**GOAL OF THE EXERCISE**
Write out the listing below in full and exactly, leaving out every picture.

**PROVIDED ENTRIES**

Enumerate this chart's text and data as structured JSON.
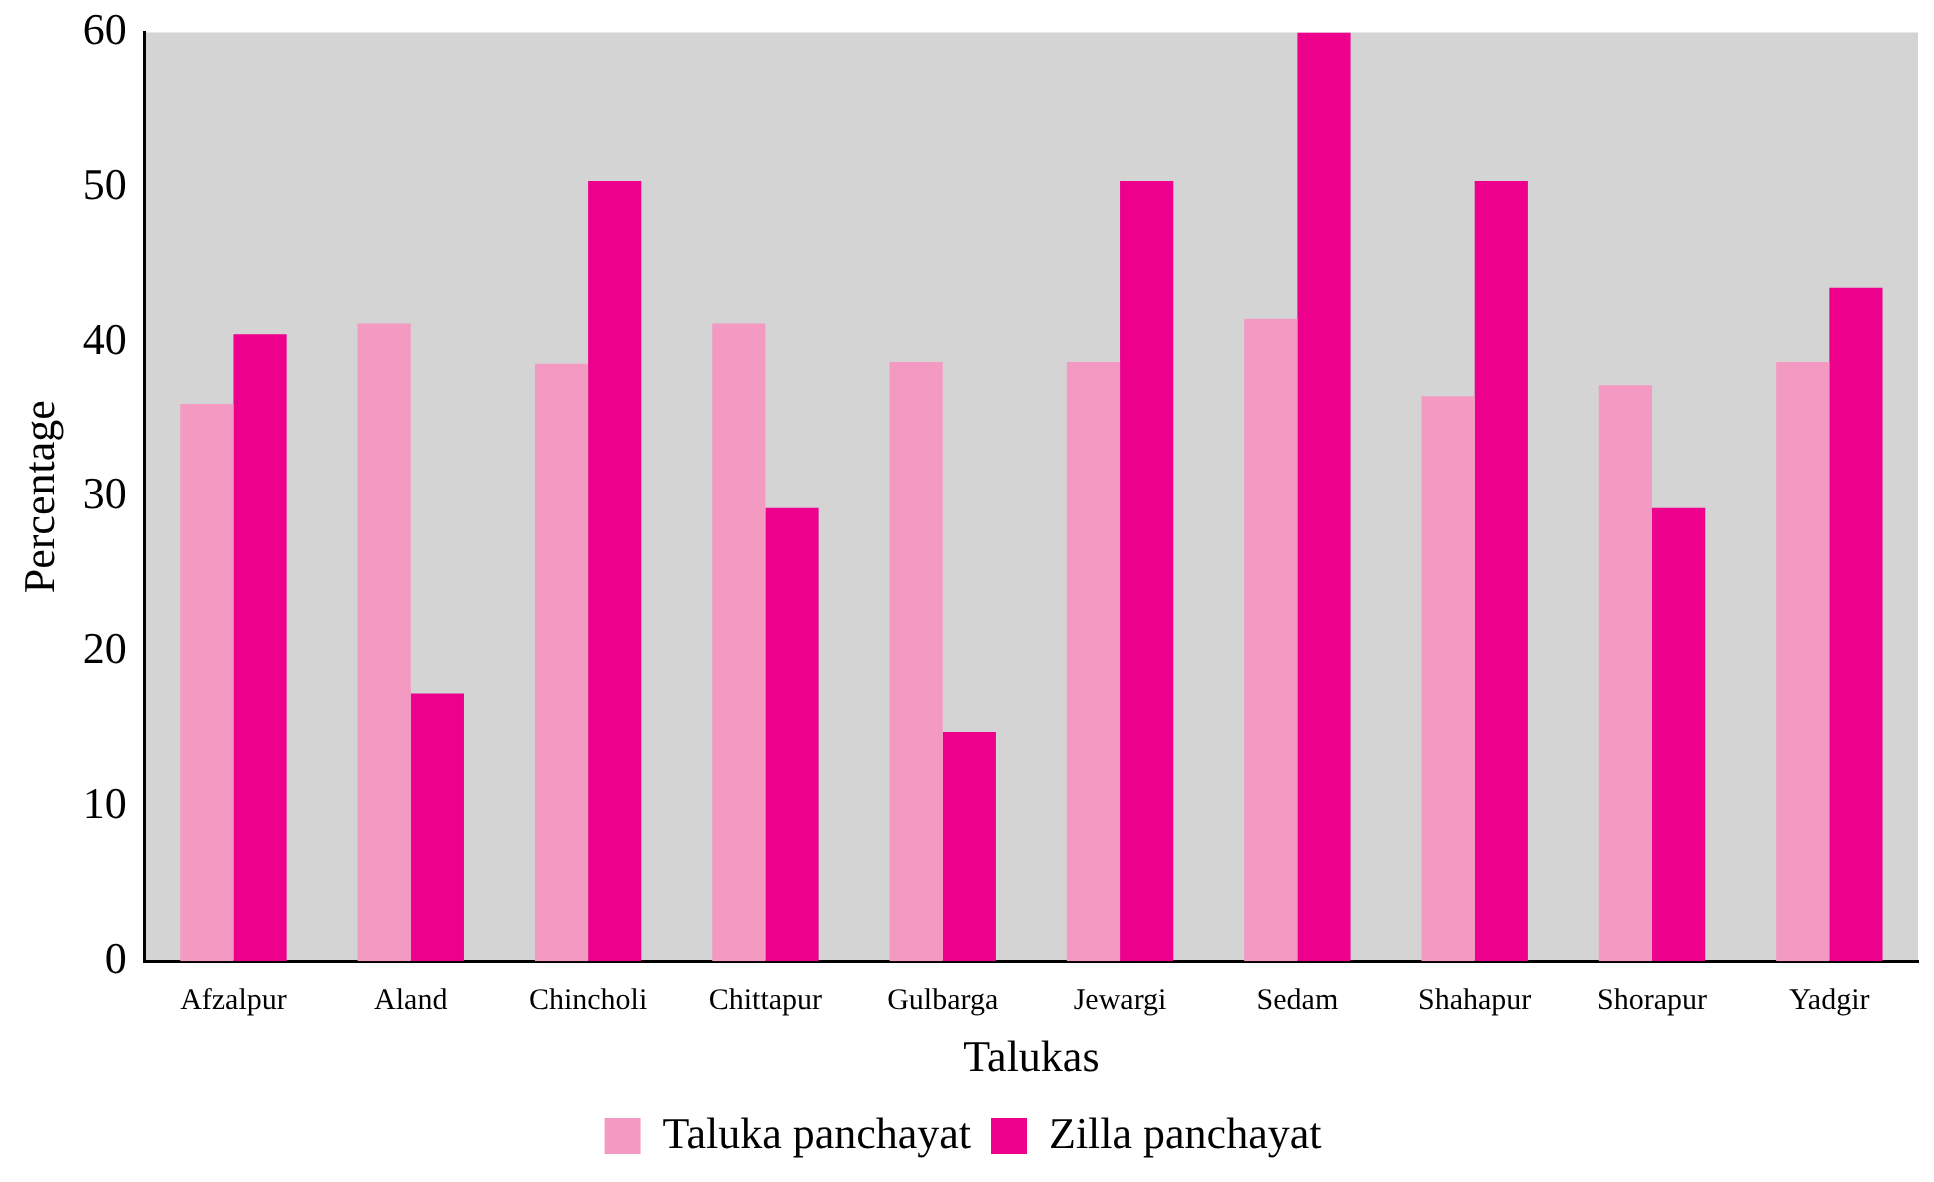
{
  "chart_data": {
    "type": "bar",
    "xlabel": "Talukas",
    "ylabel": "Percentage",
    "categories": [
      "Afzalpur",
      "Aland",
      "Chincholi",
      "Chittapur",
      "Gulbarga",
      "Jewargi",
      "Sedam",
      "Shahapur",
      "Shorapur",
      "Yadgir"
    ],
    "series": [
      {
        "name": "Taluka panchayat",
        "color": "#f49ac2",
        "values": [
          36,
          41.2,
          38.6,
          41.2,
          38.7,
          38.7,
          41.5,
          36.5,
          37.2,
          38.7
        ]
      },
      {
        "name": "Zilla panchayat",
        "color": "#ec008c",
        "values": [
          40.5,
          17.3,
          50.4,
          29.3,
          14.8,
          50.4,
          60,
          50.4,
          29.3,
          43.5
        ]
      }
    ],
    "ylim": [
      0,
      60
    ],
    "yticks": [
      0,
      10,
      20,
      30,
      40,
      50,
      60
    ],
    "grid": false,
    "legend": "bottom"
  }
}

**SOLVED EXERCISE**
Enumerate this chart's text and data as structured JSON.
{
  "chart_data": {
    "type": "bar",
    "xlabel": "Talukas",
    "ylabel": "Percentage",
    "categories": [
      "Afzalpur",
      "Aland",
      "Chincholi",
      "Chittapur",
      "Gulbarga",
      "Jewargi",
      "Sedam",
      "Shahapur",
      "Shorapur",
      "Yadgir"
    ],
    "series": [
      {
        "name": "Taluka panchayat",
        "color": "#f49ac2",
        "values": [
          36,
          41.2,
          38.6,
          41.2,
          38.7,
          38.7,
          41.5,
          36.5,
          37.2,
          38.7
        ]
      },
      {
        "name": "Zilla panchayat",
        "color": "#ec008c",
        "values": [
          40.5,
          17.3,
          50.4,
          29.3,
          14.8,
          50.4,
          60,
          50.4,
          29.3,
          43.5
        ]
      }
    ],
    "ylim": [
      0,
      60
    ],
    "yticks": [
      0,
      10,
      20,
      30,
      40,
      50,
      60
    ],
    "grid": false,
    "legend": "bottom"
  }
}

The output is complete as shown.